Saved entries:
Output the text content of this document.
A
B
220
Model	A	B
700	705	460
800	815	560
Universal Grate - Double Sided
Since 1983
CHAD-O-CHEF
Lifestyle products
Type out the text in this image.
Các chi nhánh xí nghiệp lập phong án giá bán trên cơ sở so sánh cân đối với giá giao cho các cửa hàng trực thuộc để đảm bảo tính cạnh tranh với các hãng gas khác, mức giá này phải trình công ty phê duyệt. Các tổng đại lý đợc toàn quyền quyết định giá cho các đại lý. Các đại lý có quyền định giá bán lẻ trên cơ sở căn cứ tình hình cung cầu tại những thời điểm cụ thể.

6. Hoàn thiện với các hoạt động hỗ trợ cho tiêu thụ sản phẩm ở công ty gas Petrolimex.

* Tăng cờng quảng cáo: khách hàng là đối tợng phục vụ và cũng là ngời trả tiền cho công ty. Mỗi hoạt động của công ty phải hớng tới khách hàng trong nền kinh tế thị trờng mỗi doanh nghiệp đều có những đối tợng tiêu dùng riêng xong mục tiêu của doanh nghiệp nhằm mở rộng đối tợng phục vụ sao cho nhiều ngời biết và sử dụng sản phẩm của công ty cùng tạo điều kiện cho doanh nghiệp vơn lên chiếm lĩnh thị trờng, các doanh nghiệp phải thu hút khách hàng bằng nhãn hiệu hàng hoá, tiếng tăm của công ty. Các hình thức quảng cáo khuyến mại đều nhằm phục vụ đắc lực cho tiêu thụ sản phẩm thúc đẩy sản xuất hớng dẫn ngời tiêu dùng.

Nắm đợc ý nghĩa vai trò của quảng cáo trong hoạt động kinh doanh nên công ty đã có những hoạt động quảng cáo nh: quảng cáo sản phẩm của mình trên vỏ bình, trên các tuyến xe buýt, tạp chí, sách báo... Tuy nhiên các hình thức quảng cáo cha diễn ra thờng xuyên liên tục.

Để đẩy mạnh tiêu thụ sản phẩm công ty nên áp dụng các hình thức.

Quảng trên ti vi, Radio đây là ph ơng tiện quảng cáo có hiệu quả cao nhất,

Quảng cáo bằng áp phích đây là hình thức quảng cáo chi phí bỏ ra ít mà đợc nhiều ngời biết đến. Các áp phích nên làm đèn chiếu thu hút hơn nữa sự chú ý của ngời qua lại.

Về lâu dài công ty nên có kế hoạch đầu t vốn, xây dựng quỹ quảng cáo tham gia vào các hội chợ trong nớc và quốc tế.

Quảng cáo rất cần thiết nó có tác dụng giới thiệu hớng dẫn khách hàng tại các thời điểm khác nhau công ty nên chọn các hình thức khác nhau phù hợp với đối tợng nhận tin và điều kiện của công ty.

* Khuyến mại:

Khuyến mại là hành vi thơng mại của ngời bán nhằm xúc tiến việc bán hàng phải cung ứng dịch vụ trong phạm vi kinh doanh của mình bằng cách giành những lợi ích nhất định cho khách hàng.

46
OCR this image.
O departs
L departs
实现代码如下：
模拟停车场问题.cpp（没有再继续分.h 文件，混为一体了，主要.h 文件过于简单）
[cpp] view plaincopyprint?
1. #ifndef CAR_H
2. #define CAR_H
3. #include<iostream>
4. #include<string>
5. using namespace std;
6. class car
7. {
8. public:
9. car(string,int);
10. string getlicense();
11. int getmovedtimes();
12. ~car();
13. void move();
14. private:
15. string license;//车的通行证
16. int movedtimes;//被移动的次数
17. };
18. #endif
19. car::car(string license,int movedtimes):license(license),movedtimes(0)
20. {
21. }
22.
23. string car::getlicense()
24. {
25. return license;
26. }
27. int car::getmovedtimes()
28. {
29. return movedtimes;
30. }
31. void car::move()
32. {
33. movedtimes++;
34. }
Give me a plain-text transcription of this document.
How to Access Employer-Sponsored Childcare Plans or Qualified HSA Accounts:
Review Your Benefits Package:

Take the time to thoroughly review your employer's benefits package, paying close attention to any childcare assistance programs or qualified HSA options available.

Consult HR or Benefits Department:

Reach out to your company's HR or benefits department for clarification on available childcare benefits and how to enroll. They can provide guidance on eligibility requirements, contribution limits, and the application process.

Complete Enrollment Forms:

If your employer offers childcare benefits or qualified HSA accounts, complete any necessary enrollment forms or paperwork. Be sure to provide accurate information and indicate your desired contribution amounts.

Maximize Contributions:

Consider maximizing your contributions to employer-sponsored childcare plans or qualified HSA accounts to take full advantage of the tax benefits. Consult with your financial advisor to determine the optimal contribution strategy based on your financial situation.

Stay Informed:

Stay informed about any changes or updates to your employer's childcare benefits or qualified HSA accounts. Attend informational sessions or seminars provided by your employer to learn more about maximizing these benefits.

### WHAT YOU SHOULD DO
Restate each of the entries above verbatim.

### OUTPUT FOR THIS TASK
Output the text content of this document.
A
B
220
Model	A	B
700	705	460
800	815	560
Universal Grate - Double Sided
Since 1983
CHAD-O-CHEF
Lifestyle products
Type out the text in this image.
Các chi nhánh xí nghiệp lập phong án giá bán trên cơ sở so sánh cân đối với giá giao cho các cửa hàng trực thuộc để đảm bảo tính cạnh tranh với các hãng gas khác, mức giá này phải trình công ty phê duyệt. Các tổng đại lý đợc toàn quyền quyết định giá cho các đại lý. Các đại lý có quyền định giá bán lẻ trên cơ sở căn cứ tình hình cung cầu tại những thời điểm cụ thể.

6. Hoàn thiện với các hoạt động hỗ trợ cho tiêu thụ sản phẩm ở công ty gas Petrolimex.

* Tăng cờng quảng cáo: khách hàng là đối tợng phục vụ và cũng là ngời trả tiền cho công ty. Mỗi hoạt động của công ty phải hớng tới khách hàng trong nền kinh tế thị trờng mỗi doanh nghiệp đều có những đối tợng tiêu dùng riêng xong mục tiêu của doanh nghiệp nhằm mở rộng đối tợng phục vụ sao cho nhiều ngời biết và sử dụng sản phẩm của công ty cùng tạo điều kiện cho doanh nghiệp vơn lên chiếm lĩnh thị trờng, các doanh nghiệp phải thu hút khách hàng bằng nhãn hiệu hàng hoá, tiếng tăm của công ty. Các hình thức quảng cáo khuyến mại đều nhằm phục vụ đắc lực cho tiêu thụ sản phẩm thúc đẩy sản xuất hớng dẫn ngời tiêu dùng.

Nắm đợc ý nghĩa vai trò của quảng cáo trong hoạt động kinh doanh nên công ty đã có những hoạt động quảng cáo nh: quảng cáo sản phẩm của mình trên vỏ bình, trên các tuyến xe buýt, tạp chí, sách báo... Tuy nhiên các hình thức quảng cáo cha diễn ra thờng xuyên liên tục.

Để đẩy mạnh tiêu thụ sản phẩm công ty nên áp dụng các hình thức.

Quảng trên ti vi, Radio đây là ph ơng tiện quảng cáo có hiệu quả cao nhất,

Quảng cáo bằng áp phích đây là hình thức quảng cáo chi phí bỏ ra ít mà đợc nhiều ngời biết đến. Các áp phích nên làm đèn chiếu thu hút hơn nữa sự chú ý của ngời qua lại.

Về lâu dài công ty nên có kế hoạch đầu t vốn, xây dựng quỹ quảng cáo tham gia vào các hội chợ trong nớc và quốc tế.

Quảng cáo rất cần thiết nó có tác dụng giới thiệu hớng dẫn khách hàng tại các thời điểm khác nhau công ty nên chọn các hình thức khác nhau phù hợp với đối tợng nhận tin và điều kiện của công ty.

* Khuyến mại:

Khuyến mại là hành vi thơng mại của ngời bán nhằm xúc tiến việc bán hàng phải cung ứng dịch vụ trong phạm vi kinh doanh của mình bằng cách giành những lợi ích nhất định cho khách hàng.

46
OCR this image.
O departs
L departs
实现代码如下：
模拟停车场问题.cpp（没有再继续分.h 文件，混为一体了，主要.h 文件过于简单）
[cpp] view plaincopyprint?
1. #ifndef CAR_H
2. #define CAR_H
3. #include<iostream>
4. #include<string>
5. using namespace std;
6. class car
7. {
8. public:
9. car(string,int);
10. string getlicense();
11. int getmovedtimes();
12. ~car();
13. void move();
14. private:
15. string license;//车的通行证
16. int movedtimes;//被移动的次数
17. };
18. #endif
19. car::car(string license,int movedtimes):license(license),movedtimes(0)
20. {
21. }
22.
23. string car::getlicense()
24. {
25. return license;
26. }
27. int car::getmovedtimes()
28. {
29. return movedtimes;
30. }
31. void car::move()
32. {
33. movedtimes++;
34. }
Give me a plain-text transcription of this document.
How to Access Employer-Sponsored Childcare Plans or Qualified HSA Accounts:
Review Your Benefits Package:

Take the time to thoroughly review your employer's benefits package, paying close attention to any childcare assistance programs or qualified HSA options available.

Consult HR or Benefits Department:

Reach out to your company's HR or benefits department for clarification on available childcare benefits and how to enroll. They can provide guidance on eligibility requirements, contribution limits, and the application process.

Complete Enrollment Forms:

If your employer offers childcare benefits or qualified HSA accounts, complete any necessary enrollment forms or paperwork. Be sure to provide accurate information and indicate your desired contribution amounts.

Maximize Contributions:

Consider maximizing your contributions to employer-sponsored childcare plans or qualified HSA accounts to take full advantage of the tax benefits. Consult with your financial advisor to determine the optimal contribution strategy based on your financial situation.

Stay Informed:

Stay informed about any changes or updates to your employer's childcare benefits or qualified HSA accounts. Attend informational sessions or seminars provided by your employer to learn more about maximizing these benefits.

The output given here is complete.